*What to do*
Exactly how many lines in this material contain the string "virus"? Reply with the number alone.
(Records provided Opens)
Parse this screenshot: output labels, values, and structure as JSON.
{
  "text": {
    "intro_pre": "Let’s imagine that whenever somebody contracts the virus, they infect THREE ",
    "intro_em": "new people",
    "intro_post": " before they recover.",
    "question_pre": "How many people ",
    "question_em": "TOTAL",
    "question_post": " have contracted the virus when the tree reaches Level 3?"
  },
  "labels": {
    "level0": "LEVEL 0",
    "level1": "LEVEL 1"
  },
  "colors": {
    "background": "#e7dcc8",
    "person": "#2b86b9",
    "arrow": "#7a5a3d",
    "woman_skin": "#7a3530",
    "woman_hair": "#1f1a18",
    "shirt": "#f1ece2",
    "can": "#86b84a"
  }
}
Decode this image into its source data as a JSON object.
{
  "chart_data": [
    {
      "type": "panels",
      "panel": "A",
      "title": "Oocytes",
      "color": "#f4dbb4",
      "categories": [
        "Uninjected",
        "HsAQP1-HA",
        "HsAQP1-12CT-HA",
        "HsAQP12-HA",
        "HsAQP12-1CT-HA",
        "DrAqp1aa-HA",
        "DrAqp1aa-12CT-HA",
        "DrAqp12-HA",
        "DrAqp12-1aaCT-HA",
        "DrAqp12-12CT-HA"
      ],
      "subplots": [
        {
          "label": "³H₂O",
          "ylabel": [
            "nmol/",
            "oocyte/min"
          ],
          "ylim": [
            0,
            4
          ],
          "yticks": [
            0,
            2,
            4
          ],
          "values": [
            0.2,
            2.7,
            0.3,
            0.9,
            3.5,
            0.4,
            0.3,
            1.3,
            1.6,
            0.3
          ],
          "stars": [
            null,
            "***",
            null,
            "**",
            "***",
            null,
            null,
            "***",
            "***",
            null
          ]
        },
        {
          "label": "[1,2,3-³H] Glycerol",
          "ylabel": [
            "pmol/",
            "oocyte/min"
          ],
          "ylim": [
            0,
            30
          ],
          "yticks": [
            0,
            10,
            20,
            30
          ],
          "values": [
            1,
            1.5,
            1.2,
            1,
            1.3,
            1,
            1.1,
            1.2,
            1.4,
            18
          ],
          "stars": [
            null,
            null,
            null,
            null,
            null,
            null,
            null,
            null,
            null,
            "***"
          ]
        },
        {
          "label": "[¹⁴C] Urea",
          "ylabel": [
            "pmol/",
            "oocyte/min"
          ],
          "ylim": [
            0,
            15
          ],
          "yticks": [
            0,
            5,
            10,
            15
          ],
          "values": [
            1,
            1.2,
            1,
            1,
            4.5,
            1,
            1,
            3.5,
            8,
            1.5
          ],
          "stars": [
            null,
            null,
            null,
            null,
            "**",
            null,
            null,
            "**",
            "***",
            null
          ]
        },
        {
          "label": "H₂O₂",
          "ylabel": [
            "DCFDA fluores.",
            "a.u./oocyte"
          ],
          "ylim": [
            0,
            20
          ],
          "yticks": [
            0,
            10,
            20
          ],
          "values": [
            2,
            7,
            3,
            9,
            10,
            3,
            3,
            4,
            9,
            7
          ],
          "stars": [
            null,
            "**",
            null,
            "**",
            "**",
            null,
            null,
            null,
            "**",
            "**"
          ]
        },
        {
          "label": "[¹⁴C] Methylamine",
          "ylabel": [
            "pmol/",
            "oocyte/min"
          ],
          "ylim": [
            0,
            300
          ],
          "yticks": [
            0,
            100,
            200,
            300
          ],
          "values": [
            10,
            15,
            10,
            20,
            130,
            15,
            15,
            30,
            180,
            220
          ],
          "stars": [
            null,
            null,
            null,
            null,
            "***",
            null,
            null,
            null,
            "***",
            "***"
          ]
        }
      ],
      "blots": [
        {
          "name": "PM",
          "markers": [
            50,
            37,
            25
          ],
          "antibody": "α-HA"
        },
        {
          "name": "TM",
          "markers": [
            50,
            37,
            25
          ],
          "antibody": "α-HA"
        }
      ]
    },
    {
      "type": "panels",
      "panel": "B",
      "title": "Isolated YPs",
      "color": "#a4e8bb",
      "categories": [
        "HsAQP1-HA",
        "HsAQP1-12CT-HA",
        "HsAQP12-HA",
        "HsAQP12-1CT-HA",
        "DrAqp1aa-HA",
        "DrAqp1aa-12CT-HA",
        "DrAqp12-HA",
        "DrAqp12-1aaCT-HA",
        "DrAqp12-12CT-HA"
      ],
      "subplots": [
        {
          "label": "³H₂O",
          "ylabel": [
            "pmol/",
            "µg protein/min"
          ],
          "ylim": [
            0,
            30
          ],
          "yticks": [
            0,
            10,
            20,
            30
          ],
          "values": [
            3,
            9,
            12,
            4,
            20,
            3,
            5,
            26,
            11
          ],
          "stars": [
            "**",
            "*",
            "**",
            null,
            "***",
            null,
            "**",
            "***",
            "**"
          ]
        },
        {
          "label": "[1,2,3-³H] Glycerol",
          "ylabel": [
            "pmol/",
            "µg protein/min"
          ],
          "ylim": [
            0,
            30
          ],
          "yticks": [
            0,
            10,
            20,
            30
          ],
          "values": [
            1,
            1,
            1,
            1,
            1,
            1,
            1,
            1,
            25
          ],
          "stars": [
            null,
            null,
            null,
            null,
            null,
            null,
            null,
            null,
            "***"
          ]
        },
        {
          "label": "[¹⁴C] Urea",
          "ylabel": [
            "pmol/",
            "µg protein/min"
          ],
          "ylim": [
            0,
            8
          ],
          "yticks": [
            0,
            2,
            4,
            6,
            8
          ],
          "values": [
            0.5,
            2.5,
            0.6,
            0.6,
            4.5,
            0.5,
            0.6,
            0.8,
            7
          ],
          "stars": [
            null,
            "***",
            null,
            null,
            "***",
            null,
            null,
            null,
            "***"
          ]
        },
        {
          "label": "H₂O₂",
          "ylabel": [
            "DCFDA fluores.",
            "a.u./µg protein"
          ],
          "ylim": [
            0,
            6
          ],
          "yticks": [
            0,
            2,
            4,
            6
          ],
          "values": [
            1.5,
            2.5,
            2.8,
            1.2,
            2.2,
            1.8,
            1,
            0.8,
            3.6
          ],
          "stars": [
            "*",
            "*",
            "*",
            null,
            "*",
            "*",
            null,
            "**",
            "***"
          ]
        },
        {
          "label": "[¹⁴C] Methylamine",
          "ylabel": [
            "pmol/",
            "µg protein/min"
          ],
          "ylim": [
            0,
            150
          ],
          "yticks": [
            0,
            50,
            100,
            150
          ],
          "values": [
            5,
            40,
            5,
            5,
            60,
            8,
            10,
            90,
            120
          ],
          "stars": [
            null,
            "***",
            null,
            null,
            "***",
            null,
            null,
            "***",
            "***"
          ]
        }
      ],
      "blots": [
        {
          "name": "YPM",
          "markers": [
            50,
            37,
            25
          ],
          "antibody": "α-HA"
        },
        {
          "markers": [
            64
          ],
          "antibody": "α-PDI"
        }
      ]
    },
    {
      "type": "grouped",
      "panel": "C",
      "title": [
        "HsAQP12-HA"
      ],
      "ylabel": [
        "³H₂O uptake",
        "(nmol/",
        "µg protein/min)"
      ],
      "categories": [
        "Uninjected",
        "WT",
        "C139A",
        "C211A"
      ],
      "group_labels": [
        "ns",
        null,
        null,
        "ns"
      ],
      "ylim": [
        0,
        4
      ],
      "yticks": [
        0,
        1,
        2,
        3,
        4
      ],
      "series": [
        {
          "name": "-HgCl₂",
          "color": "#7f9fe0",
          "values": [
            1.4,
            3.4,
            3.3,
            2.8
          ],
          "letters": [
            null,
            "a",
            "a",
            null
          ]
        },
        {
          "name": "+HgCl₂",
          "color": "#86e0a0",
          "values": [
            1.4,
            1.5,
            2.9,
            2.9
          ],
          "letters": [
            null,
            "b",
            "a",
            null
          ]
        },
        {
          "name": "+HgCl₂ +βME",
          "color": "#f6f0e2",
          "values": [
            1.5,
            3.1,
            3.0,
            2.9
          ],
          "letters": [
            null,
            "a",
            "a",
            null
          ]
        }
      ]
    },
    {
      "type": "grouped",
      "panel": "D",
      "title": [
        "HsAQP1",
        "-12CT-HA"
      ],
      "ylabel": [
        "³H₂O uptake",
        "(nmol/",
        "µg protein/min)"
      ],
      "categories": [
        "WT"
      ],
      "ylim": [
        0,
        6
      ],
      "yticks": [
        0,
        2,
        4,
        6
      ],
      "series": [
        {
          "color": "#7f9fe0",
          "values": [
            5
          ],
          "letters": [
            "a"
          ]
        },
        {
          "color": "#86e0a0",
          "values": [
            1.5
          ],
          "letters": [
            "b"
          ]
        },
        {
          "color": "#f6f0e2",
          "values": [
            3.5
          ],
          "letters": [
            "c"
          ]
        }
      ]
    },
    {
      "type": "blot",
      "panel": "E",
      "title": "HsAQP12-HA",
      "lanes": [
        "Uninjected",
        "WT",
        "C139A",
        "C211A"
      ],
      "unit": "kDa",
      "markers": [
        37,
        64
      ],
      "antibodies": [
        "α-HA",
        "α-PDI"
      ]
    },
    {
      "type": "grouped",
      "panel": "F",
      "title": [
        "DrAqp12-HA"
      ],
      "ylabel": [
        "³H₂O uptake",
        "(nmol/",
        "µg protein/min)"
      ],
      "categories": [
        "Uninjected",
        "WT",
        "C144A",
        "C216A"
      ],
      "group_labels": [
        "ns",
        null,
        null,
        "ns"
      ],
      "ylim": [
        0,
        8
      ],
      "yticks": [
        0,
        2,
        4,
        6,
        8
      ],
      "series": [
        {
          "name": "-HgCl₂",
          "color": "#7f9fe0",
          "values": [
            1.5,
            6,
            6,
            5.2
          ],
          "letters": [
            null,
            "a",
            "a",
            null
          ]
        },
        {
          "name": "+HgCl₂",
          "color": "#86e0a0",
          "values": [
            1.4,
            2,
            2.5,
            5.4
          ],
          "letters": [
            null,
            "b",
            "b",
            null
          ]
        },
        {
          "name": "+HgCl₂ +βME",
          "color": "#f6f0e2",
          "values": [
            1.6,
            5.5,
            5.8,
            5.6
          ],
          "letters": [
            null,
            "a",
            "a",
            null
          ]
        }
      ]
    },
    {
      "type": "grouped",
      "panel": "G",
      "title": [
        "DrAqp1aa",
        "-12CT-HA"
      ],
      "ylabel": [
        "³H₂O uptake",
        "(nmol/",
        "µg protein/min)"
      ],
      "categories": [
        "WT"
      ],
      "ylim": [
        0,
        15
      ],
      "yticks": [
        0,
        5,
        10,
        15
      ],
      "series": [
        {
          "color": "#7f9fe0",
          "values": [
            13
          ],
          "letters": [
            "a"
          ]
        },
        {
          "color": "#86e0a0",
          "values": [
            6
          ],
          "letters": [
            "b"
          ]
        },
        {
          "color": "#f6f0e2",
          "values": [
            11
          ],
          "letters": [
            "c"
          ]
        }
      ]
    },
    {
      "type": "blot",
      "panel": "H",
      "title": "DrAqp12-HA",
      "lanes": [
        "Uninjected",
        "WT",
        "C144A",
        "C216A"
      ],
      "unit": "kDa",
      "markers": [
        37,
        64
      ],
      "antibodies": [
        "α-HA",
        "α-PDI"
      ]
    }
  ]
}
(Records provided Closes)
*Output of the task*
2